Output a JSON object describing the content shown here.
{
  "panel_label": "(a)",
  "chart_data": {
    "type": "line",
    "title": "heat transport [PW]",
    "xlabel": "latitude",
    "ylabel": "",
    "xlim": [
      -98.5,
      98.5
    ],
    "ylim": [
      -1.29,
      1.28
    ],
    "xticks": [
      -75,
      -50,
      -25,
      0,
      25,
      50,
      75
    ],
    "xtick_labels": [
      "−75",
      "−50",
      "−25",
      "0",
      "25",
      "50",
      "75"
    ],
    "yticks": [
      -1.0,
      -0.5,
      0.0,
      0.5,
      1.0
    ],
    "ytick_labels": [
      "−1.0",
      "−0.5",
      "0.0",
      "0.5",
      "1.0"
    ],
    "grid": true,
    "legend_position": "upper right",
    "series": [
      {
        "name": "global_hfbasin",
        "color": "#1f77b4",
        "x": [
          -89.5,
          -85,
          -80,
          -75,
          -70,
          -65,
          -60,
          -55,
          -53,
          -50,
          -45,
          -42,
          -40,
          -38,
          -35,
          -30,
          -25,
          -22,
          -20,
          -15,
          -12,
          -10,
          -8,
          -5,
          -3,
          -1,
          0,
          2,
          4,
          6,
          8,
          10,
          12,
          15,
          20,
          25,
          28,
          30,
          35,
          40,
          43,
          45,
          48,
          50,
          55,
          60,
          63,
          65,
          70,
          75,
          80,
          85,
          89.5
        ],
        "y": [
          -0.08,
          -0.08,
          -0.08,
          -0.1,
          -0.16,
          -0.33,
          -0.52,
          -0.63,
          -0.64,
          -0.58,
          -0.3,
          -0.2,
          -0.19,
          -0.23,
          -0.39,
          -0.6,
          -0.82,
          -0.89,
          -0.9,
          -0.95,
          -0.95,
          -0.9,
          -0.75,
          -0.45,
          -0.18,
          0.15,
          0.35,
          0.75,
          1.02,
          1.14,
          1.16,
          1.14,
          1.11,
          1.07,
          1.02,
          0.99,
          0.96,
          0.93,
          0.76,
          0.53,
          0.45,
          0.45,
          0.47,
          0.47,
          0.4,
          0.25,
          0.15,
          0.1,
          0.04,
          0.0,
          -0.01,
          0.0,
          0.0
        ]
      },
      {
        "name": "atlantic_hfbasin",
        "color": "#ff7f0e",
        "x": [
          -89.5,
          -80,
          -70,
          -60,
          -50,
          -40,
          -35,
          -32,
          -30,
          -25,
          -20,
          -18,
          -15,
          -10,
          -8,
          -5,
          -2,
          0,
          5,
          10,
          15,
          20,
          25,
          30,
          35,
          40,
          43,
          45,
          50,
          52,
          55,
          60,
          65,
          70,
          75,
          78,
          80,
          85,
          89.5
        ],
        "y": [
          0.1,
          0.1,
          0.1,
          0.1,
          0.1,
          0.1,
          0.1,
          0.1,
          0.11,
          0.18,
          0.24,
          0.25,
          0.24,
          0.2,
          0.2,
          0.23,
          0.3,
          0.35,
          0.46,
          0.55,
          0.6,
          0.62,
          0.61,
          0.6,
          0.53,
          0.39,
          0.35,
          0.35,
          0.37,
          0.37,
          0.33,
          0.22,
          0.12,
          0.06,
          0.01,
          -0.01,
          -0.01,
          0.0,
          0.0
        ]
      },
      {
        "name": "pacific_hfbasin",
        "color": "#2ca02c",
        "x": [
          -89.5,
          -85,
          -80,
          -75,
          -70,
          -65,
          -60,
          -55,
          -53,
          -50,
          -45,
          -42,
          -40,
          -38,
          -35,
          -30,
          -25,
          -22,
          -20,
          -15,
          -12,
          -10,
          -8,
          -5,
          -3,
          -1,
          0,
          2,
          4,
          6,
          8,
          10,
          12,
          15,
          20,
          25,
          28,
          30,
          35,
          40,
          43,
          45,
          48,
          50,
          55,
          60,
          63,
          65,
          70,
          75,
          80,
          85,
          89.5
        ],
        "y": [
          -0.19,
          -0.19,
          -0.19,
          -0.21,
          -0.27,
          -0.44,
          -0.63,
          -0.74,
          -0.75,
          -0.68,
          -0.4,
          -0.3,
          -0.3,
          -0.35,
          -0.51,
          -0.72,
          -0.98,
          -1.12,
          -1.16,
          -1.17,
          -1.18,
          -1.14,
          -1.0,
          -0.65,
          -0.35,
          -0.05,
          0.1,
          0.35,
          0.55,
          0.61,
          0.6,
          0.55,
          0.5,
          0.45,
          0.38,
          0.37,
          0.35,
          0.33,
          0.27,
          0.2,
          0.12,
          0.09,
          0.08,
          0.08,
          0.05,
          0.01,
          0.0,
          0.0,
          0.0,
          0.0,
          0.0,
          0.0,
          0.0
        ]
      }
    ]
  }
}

• [WHAT THIS TASK INVOLVES]:
Show all lines from the data above in which the word "color" appears.

• [RESPONSE TO THIS EXERCISE]:
        "color": "#1f77b4",
        "color": "#ff7f0e",
        "color": "#2ca02c",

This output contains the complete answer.